Data entries:
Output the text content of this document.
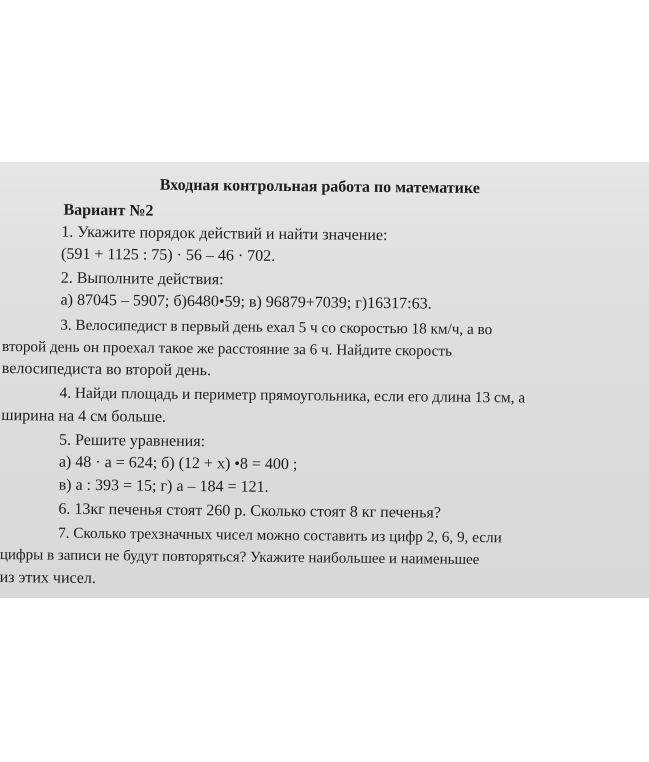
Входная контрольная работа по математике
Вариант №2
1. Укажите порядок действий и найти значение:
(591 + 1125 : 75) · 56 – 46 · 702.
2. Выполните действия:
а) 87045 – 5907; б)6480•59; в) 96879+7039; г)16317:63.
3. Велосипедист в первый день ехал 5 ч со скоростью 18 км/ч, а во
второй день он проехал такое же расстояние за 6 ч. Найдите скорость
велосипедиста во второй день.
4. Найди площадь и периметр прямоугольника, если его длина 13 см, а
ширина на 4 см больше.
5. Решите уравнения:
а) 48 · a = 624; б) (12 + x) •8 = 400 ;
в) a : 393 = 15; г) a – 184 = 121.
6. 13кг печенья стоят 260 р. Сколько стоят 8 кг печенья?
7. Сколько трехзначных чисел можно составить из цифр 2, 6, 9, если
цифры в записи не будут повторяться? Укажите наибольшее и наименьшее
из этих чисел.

...

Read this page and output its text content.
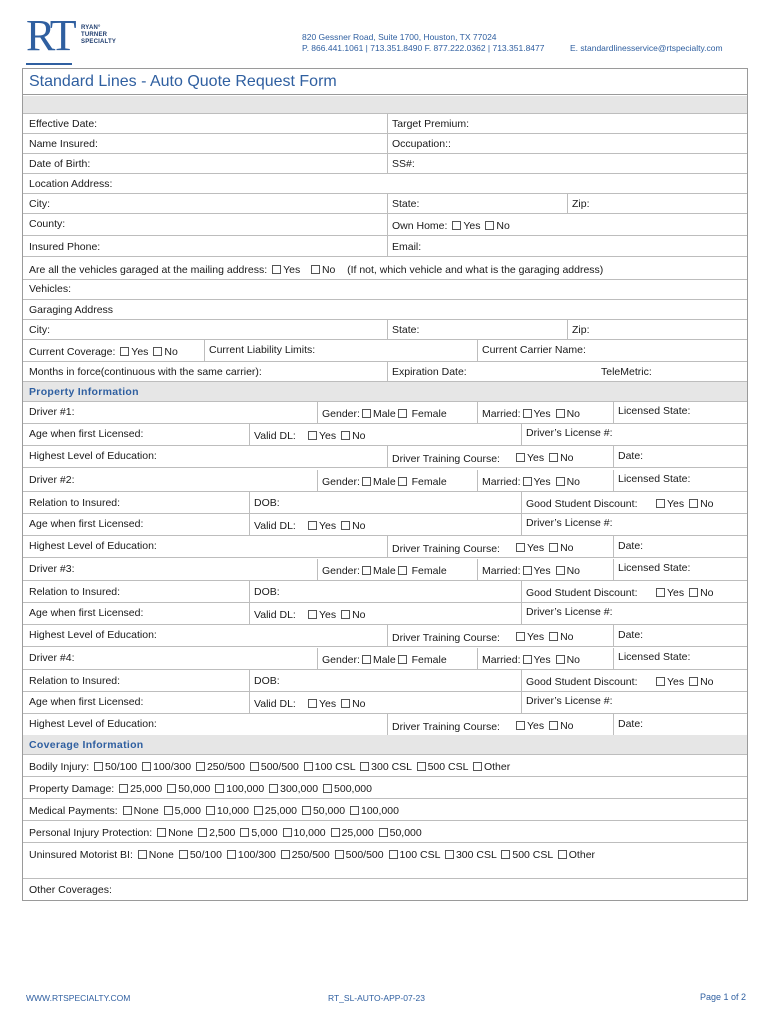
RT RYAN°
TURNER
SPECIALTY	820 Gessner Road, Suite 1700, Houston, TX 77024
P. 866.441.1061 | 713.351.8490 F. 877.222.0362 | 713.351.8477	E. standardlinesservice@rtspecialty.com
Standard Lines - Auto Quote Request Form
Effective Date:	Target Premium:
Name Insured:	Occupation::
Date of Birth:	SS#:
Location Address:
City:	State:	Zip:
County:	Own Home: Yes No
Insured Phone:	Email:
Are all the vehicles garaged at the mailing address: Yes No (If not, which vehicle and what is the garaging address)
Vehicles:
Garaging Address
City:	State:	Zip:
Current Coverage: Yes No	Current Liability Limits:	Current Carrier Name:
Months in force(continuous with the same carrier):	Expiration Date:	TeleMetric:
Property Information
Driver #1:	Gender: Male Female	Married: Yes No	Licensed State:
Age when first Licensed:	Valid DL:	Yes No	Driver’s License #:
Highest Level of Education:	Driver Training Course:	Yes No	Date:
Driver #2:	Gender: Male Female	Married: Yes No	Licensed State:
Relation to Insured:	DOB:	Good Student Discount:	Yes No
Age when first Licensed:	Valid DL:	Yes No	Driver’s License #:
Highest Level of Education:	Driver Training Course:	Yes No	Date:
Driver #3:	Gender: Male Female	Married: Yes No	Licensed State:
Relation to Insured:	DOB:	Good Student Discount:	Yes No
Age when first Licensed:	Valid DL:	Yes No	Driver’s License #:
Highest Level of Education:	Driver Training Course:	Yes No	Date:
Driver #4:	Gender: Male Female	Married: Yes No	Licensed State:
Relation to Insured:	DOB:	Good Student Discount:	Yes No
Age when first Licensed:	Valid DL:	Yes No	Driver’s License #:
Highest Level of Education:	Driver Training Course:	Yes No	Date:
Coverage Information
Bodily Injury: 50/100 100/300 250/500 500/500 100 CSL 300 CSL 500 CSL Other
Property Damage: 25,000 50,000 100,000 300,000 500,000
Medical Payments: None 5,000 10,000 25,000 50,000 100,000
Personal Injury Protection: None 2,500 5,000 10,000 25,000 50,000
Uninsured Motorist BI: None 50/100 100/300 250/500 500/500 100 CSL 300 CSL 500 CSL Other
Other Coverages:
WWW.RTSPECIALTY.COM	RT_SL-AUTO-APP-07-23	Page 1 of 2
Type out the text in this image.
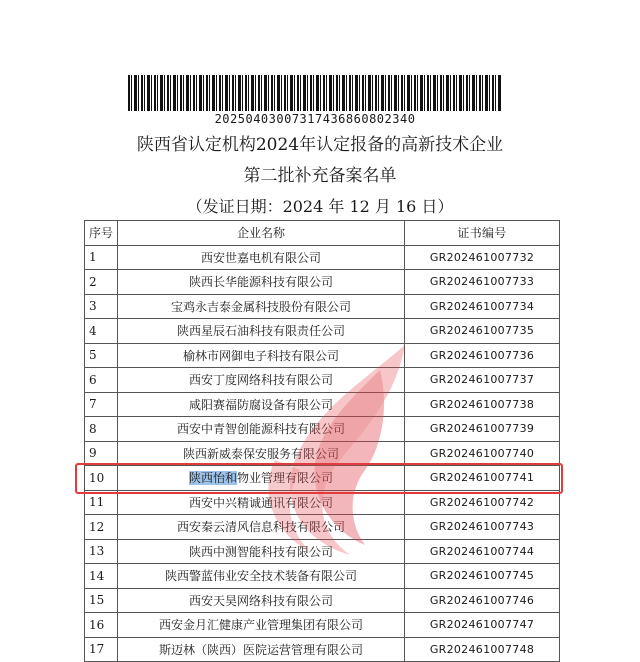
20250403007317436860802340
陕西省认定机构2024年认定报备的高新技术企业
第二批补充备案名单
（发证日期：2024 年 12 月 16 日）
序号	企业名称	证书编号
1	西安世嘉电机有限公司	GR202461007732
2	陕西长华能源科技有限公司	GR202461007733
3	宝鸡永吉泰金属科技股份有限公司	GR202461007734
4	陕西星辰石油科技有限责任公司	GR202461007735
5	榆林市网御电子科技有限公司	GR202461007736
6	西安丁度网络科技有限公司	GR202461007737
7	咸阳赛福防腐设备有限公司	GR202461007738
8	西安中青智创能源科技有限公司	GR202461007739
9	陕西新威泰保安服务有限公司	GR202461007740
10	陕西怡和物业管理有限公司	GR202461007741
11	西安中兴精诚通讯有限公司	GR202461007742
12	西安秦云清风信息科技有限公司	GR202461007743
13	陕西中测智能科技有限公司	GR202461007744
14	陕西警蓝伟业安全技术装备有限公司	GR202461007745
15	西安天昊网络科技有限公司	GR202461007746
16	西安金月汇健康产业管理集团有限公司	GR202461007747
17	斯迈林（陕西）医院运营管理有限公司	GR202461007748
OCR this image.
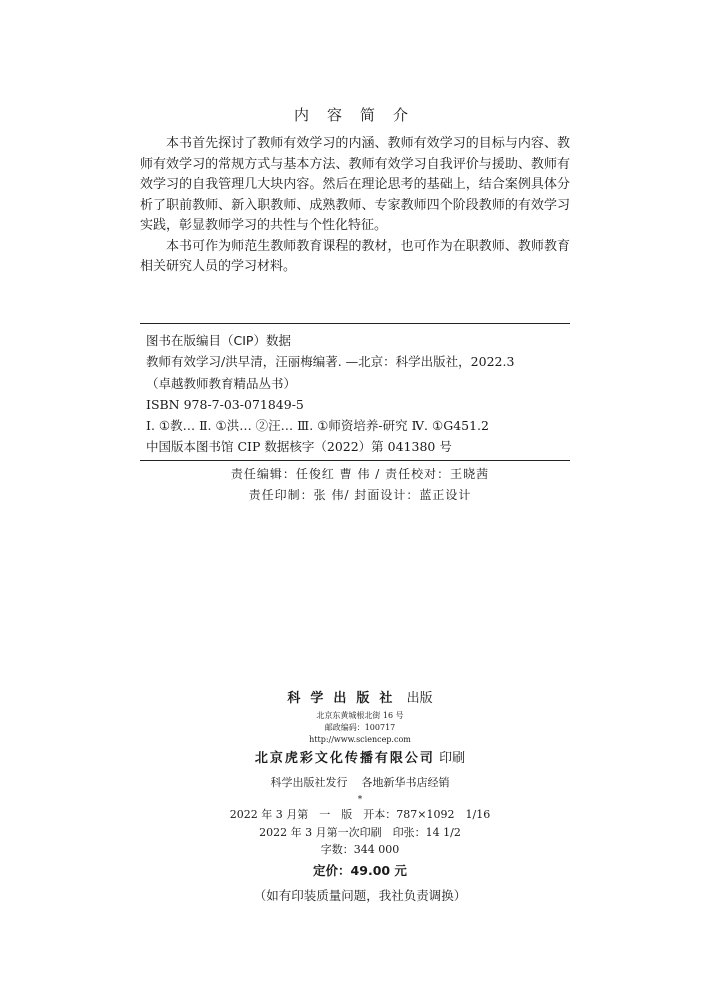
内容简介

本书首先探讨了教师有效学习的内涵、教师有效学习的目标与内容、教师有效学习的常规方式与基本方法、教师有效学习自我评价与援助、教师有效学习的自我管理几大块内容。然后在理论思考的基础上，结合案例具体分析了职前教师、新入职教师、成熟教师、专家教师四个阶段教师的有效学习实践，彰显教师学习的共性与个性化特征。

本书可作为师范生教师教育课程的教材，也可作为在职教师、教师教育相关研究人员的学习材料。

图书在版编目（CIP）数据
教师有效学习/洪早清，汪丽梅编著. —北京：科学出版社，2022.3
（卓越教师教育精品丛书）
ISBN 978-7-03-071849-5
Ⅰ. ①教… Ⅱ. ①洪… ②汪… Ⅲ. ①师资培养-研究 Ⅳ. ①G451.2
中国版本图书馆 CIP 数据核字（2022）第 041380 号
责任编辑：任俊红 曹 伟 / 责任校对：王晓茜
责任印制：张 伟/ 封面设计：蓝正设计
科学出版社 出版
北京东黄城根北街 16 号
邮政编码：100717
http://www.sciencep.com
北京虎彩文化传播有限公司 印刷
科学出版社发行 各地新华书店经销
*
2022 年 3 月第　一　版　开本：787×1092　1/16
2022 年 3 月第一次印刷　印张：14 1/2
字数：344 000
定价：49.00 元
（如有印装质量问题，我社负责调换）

● GOAL
From the listing, tally every line with the word "Information" in it and give only the tally.

● TASK OUTPUT
2